▶ Excerpted data
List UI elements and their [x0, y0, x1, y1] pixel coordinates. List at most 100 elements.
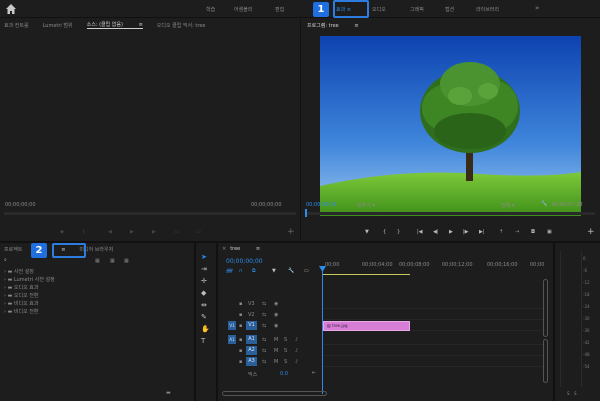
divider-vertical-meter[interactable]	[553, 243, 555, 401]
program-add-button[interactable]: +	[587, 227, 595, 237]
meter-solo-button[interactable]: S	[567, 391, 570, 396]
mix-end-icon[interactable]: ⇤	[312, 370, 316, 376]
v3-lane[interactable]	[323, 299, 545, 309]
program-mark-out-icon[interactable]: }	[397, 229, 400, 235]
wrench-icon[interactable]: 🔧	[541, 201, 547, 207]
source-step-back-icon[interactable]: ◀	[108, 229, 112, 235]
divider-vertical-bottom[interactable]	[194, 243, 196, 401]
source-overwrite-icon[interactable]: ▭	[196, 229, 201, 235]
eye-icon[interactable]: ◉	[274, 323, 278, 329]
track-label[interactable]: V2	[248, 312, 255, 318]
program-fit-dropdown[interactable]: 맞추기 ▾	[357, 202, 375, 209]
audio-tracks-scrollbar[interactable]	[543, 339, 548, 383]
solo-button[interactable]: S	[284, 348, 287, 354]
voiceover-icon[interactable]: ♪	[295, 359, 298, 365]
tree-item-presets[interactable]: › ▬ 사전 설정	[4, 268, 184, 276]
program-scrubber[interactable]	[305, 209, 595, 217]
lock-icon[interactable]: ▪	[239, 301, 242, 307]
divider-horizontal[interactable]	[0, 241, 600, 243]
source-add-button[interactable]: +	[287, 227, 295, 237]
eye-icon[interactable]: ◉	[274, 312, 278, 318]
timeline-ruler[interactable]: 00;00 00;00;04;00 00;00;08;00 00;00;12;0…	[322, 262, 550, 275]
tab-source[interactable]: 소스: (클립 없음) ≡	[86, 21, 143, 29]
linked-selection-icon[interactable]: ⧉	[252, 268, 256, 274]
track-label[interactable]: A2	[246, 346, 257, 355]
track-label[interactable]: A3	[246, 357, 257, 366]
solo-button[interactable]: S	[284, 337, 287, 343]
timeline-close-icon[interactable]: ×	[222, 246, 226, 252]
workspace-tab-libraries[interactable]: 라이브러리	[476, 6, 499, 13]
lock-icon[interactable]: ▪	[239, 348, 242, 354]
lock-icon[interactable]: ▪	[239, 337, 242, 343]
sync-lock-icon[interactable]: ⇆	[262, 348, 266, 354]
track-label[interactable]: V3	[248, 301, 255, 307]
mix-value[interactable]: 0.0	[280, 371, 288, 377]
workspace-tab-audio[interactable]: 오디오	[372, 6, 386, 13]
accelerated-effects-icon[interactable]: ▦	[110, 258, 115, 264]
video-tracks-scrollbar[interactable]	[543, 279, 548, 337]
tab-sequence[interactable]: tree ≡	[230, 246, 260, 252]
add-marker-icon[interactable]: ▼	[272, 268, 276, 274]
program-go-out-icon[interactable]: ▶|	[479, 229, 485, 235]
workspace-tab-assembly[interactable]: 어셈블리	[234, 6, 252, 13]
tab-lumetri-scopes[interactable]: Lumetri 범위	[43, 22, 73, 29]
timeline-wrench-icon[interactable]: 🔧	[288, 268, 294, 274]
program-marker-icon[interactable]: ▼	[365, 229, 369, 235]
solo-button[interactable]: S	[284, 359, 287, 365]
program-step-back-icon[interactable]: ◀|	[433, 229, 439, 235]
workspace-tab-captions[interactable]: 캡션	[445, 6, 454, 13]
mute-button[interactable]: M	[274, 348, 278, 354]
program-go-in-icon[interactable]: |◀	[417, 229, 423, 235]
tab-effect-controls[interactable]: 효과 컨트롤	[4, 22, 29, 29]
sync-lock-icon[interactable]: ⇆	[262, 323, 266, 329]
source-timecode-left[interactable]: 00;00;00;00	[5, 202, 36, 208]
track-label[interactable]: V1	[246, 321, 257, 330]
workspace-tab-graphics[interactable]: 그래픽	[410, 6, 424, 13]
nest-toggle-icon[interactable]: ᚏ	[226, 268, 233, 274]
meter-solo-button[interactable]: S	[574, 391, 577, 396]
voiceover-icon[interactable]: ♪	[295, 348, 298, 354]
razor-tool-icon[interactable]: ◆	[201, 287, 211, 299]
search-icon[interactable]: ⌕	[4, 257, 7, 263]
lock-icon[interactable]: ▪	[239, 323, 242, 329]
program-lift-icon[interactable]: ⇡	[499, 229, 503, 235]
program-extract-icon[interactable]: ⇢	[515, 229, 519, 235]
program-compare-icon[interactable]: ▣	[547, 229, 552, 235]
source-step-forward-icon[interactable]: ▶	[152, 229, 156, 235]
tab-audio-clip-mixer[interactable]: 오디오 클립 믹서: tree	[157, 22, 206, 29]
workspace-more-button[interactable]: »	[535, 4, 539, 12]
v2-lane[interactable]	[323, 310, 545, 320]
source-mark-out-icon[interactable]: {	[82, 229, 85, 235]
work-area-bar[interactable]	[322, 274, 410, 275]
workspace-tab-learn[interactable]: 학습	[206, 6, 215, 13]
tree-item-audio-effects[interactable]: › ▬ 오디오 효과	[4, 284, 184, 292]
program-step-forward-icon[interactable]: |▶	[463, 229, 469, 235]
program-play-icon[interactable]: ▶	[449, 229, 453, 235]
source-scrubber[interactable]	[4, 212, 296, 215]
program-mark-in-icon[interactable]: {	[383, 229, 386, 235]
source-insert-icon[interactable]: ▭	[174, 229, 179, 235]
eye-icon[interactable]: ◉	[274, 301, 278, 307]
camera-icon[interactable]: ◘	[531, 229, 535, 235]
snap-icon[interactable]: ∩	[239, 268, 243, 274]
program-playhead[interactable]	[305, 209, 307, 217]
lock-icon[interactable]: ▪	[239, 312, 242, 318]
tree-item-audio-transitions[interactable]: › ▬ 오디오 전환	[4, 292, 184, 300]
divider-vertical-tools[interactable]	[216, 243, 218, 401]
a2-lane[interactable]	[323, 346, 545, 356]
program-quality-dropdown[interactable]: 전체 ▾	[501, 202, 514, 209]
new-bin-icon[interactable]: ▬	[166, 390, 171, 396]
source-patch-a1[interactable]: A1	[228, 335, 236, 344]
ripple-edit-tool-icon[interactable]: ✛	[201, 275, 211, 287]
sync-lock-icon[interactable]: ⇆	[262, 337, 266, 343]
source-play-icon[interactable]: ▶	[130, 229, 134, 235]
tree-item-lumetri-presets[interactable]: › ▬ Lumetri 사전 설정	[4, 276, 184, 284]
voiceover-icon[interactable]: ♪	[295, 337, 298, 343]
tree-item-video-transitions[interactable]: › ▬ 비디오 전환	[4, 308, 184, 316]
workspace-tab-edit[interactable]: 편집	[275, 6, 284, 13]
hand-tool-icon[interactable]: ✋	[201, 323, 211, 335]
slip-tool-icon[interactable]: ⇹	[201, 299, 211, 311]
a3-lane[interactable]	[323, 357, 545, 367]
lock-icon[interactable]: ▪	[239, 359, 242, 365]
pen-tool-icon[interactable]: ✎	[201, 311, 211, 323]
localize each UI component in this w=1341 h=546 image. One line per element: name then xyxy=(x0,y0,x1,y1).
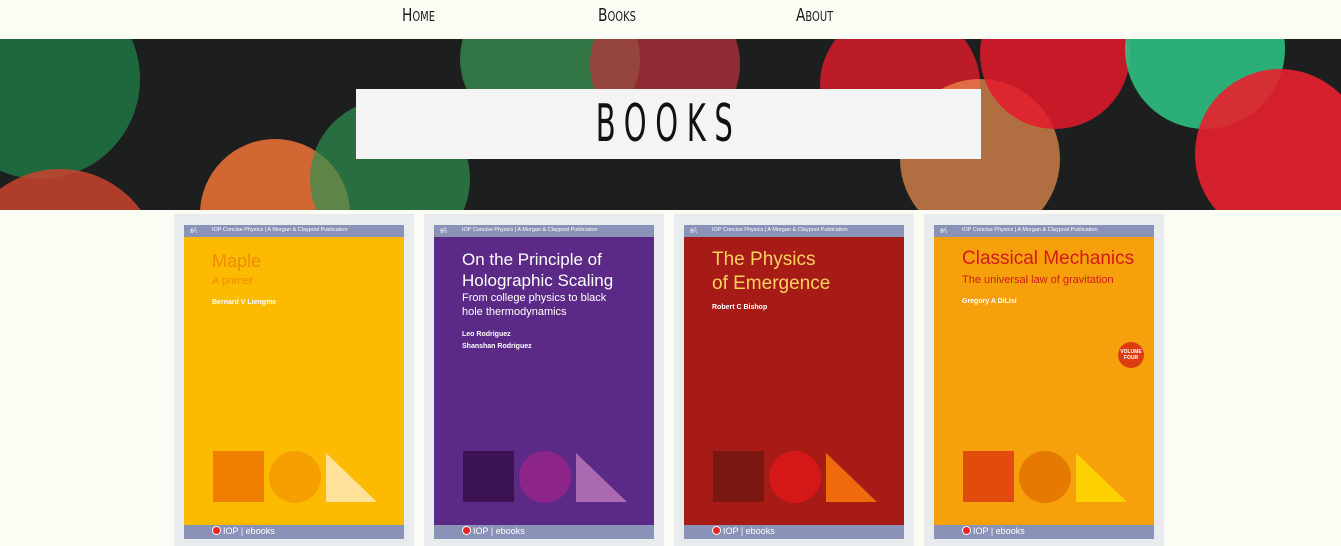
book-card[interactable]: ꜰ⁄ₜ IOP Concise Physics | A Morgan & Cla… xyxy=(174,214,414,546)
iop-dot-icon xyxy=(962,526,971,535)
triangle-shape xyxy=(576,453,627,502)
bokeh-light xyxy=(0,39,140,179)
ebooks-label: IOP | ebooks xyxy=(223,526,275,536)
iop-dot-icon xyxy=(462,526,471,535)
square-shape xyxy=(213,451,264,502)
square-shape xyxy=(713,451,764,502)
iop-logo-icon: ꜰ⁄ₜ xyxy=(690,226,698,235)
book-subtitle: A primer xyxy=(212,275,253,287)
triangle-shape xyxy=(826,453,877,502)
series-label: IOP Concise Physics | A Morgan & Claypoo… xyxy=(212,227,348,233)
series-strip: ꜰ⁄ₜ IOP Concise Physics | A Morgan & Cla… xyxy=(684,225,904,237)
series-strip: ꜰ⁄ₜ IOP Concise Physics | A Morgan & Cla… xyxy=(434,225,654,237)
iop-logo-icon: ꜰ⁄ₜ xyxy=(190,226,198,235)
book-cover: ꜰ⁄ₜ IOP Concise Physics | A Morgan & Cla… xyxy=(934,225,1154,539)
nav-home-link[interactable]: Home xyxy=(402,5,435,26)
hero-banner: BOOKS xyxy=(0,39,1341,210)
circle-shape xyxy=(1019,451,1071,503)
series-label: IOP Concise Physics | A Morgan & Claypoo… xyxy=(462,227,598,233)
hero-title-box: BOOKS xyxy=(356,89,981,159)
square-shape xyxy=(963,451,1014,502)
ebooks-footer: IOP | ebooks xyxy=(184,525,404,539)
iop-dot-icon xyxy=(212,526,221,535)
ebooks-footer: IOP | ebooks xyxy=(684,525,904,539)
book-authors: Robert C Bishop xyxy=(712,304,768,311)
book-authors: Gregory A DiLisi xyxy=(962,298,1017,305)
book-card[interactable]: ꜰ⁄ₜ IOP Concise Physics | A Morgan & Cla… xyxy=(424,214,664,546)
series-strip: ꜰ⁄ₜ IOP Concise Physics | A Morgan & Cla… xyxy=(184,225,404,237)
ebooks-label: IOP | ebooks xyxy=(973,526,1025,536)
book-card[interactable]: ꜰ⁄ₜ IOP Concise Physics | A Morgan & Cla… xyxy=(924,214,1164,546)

▶ Written task
Format the entries from the line containing "243, 555, 401]" through the line containing "202, 375, 209]", including both, as a Markdown table with the columns Row and Entry. Put a row number in the first column and the full line in the second, and leave out blank lines.

▶ In response
| Row | Entry |
|---|---|
| 1 | divider-vertical-meter[interactable]	[553, 243, 555, 401] |
| 2 | program-add-button[interactable]: +	[587, 227, 595, 237] |
| 3 | meter-solo-button[interactable]: S	[567, 391, 570, 396] |
| 4 | mix-end-icon[interactable]: ⇤	[312, 370, 316, 376] |
| 5 | v3-lane[interactable]	[323, 299, 545, 309] |
| 6 | program-mark-out-icon[interactable]: }	[397, 229, 400, 235] |
| 7 | wrench-icon[interactable]: 🔧	[541, 201, 547, 207] |
| 8 | source-step-back-icon[interactable]: ◀	[108, 229, 112, 235] |
| 9 | divider-vertical-bottom[interactable]	[194, 243, 196, 401] |
| 10 | source-overwrite-icon[interactable]: ▭	[196, 229, 201, 235] |
| 11 | eye-icon[interactable]: ◉	[274, 323, 278, 329] |
| 12 | track-label[interactable]: V2	[248, 312, 255, 318] |
| 13 | program-fit-dropdown[interactable]: 맞추기 ▾	[357, 202, 375, 209] |